DIRECTIVE:
Find each line containing the word "ضمانت" and report how many there are. Add nothing else.

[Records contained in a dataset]

········

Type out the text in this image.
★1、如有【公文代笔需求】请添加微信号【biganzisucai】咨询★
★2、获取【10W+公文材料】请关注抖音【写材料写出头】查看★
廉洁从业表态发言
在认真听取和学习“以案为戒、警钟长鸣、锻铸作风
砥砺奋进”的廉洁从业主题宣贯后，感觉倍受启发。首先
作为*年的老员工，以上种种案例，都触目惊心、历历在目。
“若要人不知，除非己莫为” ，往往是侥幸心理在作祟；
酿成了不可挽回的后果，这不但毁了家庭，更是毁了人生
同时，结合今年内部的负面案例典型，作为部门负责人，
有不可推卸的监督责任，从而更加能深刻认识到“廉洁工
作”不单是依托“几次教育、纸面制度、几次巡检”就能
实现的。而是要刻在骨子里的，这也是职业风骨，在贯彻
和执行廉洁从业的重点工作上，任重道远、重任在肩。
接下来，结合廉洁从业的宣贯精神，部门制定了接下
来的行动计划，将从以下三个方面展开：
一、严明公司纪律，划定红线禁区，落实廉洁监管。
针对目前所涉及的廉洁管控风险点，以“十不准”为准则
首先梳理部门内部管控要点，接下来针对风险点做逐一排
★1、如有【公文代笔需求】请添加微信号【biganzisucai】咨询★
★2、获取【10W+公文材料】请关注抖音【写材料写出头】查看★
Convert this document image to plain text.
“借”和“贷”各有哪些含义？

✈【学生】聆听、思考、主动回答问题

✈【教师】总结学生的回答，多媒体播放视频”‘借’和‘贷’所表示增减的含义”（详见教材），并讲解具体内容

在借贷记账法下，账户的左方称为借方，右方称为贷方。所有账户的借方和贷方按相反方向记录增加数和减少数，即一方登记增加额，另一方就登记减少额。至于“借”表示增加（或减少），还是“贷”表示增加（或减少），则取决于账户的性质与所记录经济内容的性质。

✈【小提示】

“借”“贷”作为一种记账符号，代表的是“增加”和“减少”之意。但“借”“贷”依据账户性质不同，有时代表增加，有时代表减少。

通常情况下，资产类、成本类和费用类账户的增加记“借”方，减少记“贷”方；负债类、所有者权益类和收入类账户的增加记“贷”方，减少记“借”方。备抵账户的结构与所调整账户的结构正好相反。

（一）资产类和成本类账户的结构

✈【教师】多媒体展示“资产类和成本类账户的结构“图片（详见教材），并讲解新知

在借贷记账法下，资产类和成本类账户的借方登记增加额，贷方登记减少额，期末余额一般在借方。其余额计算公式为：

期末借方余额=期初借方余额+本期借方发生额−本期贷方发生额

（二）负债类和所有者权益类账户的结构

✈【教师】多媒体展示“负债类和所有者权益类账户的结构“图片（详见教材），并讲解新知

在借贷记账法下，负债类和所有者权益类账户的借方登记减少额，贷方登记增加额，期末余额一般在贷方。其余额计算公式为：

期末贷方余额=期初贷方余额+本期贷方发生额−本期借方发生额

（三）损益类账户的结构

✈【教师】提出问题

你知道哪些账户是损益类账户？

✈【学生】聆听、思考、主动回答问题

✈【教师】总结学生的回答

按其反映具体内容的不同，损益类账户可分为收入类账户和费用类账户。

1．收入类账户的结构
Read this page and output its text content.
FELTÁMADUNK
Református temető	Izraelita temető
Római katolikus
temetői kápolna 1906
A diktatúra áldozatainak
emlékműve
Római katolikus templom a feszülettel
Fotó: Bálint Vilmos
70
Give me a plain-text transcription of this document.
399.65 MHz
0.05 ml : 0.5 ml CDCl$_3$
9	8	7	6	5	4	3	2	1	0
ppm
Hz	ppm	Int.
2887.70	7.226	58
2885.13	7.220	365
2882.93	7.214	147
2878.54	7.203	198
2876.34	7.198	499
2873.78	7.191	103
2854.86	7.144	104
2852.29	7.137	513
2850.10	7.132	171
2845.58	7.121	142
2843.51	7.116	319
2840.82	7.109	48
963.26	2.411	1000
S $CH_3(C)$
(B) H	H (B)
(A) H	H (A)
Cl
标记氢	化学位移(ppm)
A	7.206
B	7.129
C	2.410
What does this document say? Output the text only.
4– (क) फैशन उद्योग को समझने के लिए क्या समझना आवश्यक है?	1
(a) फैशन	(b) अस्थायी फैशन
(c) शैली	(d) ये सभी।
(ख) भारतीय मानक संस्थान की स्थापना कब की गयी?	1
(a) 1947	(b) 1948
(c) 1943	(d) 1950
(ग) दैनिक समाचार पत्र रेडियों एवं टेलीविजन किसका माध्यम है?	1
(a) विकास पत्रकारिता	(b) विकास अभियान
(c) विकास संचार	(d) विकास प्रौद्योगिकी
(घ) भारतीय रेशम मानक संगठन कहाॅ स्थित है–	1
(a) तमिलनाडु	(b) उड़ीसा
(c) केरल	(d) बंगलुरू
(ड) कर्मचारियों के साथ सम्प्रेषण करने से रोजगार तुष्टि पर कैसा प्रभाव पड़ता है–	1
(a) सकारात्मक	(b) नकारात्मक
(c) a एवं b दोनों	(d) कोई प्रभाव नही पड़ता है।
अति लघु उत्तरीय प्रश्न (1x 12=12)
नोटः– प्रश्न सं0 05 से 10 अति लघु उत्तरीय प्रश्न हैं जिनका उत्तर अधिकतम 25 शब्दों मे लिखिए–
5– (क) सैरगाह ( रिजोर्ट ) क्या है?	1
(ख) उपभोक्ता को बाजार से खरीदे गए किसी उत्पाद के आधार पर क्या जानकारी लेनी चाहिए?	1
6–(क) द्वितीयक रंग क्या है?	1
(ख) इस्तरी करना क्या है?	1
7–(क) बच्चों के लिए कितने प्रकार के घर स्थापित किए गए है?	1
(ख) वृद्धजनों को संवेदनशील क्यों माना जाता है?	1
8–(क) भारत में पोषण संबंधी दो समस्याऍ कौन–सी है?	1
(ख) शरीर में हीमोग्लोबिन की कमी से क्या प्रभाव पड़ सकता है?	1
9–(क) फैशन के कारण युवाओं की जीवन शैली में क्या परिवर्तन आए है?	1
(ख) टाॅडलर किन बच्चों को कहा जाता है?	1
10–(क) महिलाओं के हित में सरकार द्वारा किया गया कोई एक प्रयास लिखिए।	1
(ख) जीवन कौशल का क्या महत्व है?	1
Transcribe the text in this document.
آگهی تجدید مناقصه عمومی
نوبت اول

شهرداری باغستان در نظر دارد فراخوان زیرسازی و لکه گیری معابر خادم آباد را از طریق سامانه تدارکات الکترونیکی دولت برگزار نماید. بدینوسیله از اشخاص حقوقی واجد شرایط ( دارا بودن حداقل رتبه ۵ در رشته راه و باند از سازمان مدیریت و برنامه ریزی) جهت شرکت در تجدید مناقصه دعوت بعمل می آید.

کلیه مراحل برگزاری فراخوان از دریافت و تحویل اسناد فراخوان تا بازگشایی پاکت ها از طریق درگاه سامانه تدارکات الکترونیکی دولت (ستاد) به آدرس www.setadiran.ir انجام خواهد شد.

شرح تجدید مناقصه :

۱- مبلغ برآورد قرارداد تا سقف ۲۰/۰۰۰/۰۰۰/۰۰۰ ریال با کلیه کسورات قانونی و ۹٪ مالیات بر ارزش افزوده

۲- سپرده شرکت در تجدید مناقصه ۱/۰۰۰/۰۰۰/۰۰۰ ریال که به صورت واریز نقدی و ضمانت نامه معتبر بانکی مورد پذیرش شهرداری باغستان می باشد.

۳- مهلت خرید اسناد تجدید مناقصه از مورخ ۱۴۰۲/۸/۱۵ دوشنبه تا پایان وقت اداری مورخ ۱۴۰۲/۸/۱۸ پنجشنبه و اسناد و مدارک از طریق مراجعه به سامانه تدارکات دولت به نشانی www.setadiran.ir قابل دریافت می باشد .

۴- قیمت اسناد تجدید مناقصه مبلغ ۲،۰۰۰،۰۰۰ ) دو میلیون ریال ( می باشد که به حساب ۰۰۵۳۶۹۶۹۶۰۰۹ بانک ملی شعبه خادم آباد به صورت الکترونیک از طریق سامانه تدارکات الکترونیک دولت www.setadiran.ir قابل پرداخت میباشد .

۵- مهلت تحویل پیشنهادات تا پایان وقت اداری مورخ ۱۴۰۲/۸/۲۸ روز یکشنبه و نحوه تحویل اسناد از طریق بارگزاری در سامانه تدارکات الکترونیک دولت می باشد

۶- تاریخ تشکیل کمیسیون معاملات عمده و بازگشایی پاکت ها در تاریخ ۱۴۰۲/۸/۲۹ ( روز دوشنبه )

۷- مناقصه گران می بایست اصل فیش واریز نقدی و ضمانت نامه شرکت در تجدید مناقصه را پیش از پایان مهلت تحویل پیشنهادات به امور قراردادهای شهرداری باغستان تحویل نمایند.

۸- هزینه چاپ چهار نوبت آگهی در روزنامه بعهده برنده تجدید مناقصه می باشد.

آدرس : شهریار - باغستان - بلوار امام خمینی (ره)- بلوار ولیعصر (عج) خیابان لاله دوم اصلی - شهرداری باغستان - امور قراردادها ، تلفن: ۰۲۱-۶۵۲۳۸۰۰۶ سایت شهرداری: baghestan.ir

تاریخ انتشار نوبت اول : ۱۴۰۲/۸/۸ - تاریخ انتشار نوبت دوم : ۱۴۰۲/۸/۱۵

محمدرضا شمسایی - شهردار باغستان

········

CORRECT OUTPUT:
2